» Given instruction:
Copy the records below with "sun-icon" swapped for "clear-sky-icon" wherever it appears, leaving everything else the same.
[START]
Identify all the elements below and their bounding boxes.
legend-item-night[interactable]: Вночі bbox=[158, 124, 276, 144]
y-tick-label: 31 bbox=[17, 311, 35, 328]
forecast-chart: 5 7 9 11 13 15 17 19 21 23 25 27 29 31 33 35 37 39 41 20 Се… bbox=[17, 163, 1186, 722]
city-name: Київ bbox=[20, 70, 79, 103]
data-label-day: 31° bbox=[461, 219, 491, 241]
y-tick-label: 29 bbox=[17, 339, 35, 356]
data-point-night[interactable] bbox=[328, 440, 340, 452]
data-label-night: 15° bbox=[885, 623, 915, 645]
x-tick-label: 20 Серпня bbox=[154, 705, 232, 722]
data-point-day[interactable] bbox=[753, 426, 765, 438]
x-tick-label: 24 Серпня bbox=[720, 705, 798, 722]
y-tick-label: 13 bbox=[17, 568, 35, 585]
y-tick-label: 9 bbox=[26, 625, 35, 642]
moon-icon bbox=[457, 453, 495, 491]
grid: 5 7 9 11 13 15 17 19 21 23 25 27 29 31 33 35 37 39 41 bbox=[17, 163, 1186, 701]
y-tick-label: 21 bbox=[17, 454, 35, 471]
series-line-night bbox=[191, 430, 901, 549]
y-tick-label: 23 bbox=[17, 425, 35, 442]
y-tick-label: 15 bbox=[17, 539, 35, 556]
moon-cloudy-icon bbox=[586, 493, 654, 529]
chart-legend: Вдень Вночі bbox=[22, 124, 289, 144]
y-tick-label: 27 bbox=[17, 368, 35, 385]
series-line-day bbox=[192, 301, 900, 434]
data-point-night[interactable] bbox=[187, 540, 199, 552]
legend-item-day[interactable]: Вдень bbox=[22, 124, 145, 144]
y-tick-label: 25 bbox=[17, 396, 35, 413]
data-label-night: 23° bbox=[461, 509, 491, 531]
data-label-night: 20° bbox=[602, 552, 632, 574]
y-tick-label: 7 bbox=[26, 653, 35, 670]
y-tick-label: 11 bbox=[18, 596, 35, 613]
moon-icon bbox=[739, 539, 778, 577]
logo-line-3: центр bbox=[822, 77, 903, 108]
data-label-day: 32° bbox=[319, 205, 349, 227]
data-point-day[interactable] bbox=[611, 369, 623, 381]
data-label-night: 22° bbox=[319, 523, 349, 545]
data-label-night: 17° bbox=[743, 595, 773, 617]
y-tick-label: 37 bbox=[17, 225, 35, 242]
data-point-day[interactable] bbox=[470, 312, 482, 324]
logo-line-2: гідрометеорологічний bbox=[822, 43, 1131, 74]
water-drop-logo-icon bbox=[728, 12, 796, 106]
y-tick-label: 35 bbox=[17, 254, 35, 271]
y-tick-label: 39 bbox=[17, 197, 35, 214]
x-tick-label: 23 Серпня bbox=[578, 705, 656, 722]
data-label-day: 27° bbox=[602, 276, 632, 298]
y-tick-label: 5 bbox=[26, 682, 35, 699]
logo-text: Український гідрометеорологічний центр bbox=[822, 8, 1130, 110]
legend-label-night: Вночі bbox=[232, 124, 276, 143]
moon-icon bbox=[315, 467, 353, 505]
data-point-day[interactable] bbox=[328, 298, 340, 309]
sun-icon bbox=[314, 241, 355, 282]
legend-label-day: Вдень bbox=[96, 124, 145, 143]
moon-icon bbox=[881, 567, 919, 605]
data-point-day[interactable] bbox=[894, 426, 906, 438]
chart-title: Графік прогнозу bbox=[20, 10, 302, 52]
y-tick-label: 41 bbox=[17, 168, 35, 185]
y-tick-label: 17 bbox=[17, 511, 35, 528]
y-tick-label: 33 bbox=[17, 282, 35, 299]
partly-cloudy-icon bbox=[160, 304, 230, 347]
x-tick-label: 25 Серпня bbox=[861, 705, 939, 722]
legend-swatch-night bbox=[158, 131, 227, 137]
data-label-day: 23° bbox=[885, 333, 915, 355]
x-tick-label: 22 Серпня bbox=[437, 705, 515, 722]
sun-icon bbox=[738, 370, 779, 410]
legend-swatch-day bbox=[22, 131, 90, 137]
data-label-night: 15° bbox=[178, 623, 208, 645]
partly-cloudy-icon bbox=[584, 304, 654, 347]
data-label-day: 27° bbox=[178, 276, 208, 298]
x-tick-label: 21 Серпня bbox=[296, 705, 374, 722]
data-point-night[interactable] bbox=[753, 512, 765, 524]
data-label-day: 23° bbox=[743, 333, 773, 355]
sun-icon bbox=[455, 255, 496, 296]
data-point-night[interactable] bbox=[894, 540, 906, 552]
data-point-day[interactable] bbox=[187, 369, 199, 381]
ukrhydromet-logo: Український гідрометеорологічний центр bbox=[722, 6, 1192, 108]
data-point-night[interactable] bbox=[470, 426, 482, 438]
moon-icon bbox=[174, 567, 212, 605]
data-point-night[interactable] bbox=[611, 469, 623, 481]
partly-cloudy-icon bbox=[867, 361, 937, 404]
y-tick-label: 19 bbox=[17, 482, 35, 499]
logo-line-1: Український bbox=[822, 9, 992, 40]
[END]
» Problem solution:
Identify all the elements below and their bounding boxes.
legend-item-night[interactable]: Вночі bbox=[158, 124, 276, 144]
y-tick-label: 31 bbox=[17, 311, 35, 328]
forecast-chart: 5 7 9 11 13 15 17 19 21 23 25 27 29 31 33 35 37 39 41 20 Се… bbox=[17, 163, 1186, 722]
city-name: Київ bbox=[20, 70, 79, 103]
data-label-day: 31° bbox=[461, 219, 491, 241]
y-tick-label: 29 bbox=[17, 339, 35, 356]
data-point-night[interactable] bbox=[328, 440, 340, 452]
data-label-night: 15° bbox=[885, 623, 915, 645]
x-tick-label: 20 Серпня bbox=[154, 705, 232, 722]
data-point-day[interactable] bbox=[753, 426, 765, 438]
x-tick-label: 24 Серпня bbox=[720, 705, 798, 722]
y-tick-label: 13 bbox=[17, 568, 35, 585]
y-tick-label: 9 bbox=[26, 625, 35, 642]
moon-icon bbox=[457, 453, 495, 491]
grid: 5 7 9 11 13 15 17 19 21 23 25 27 29 31 33 35 37 39 41 bbox=[17, 163, 1186, 701]
y-tick-label: 21 bbox=[17, 454, 35, 471]
series-line-night bbox=[191, 430, 901, 549]
y-tick-label: 23 bbox=[17, 425, 35, 442]
y-tick-label: 15 bbox=[17, 539, 35, 556]
moon-cloudy-icon bbox=[586, 493, 654, 529]
chart-legend: Вдень Вночі bbox=[22, 124, 289, 144]
y-tick-label: 27 bbox=[17, 368, 35, 385]
series-line-day bbox=[192, 301, 900, 434]
data-point-night[interactable] bbox=[187, 540, 199, 552]
legend-item-day[interactable]: Вдень bbox=[22, 124, 145, 144]
y-tick-label: 25 bbox=[17, 396, 35, 413]
data-label-night: 23° bbox=[461, 509, 491, 531]
data-label-night: 20° bbox=[602, 552, 632, 574]
y-tick-label: 7 bbox=[26, 653, 35, 670]
y-tick-label: 11 bbox=[18, 596, 35, 613]
moon-icon bbox=[739, 539, 778, 577]
logo-line-3: центр bbox=[822, 77, 903, 108]
data-label-day: 32° bbox=[319, 205, 349, 227]
data-point-day[interactable] bbox=[611, 369, 623, 381]
data-label-night: 22° bbox=[319, 523, 349, 545]
data-label-night: 17° bbox=[743, 595, 773, 617]
y-tick-label: 37 bbox=[17, 225, 35, 242]
data-point-day[interactable] bbox=[470, 312, 482, 324]
logo-line-2: гідрометеорологічний bbox=[822, 43, 1131, 74]
water-drop-logo-icon bbox=[728, 12, 796, 106]
y-tick-label: 35 bbox=[17, 254, 35, 271]
y-tick-label: 39 bbox=[17, 197, 35, 214]
x-tick-label: 23 Серпня bbox=[578, 705, 656, 722]
data-label-day: 27° bbox=[602, 276, 632, 298]
y-tick-label: 5 bbox=[26, 682, 35, 699]
logo-text: Український гідрометеорологічний центр bbox=[822, 8, 1130, 110]
legend-label-night: Вночі bbox=[232, 124, 276, 143]
moon-icon bbox=[315, 467, 353, 505]
data-point-day[interactable] bbox=[328, 298, 340, 309]
clear-sky-icon bbox=[314, 241, 355, 282]
legend-label-day: Вдень bbox=[96, 124, 145, 143]
moon-icon bbox=[881, 567, 919, 605]
data-point-day[interactable] bbox=[894, 426, 906, 438]
chart-title: Графік прогнозу bbox=[20, 10, 302, 52]
y-tick-label: 41 bbox=[17, 168, 35, 185]
y-tick-label: 17 bbox=[17, 511, 35, 528]
y-tick-label: 33 bbox=[17, 282, 35, 299]
partly-cloudy-icon bbox=[160, 304, 230, 347]
x-tick-label: 25 Серпня bbox=[861, 705, 939, 722]
legend-swatch-night bbox=[158, 131, 227, 137]
data-label-day: 23° bbox=[885, 333, 915, 355]
x-tick-label: 22 Серпня bbox=[437, 705, 515, 722]
clear-sky-icon bbox=[738, 370, 779, 410]
legend-swatch-day bbox=[22, 131, 90, 137]
data-label-night: 15° bbox=[178, 623, 208, 645]
partly-cloudy-icon bbox=[584, 304, 654, 347]
data-label-day: 27° bbox=[178, 276, 208, 298]
x-tick-label: 21 Серпня bbox=[296, 705, 374, 722]
data-point-night[interactable] bbox=[753, 512, 765, 524]
data-label-day: 23° bbox=[743, 333, 773, 355]
clear-sky-icon bbox=[455, 255, 496, 296]
data-point-night[interactable] bbox=[894, 540, 906, 552]
data-point-day[interactable] bbox=[187, 369, 199, 381]
ukrhydromet-logo: Український гідрометеорологічний центр bbox=[722, 6, 1192, 108]
data-point-night[interactable] bbox=[470, 426, 482, 438]
moon-icon bbox=[174, 567, 212, 605]
data-point-night[interactable] bbox=[611, 469, 623, 481]
partly-cloudy-icon bbox=[867, 361, 937, 404]
y-tick-label: 19 bbox=[17, 482, 35, 499]
logo-line-1: Український bbox=[822, 9, 992, 40]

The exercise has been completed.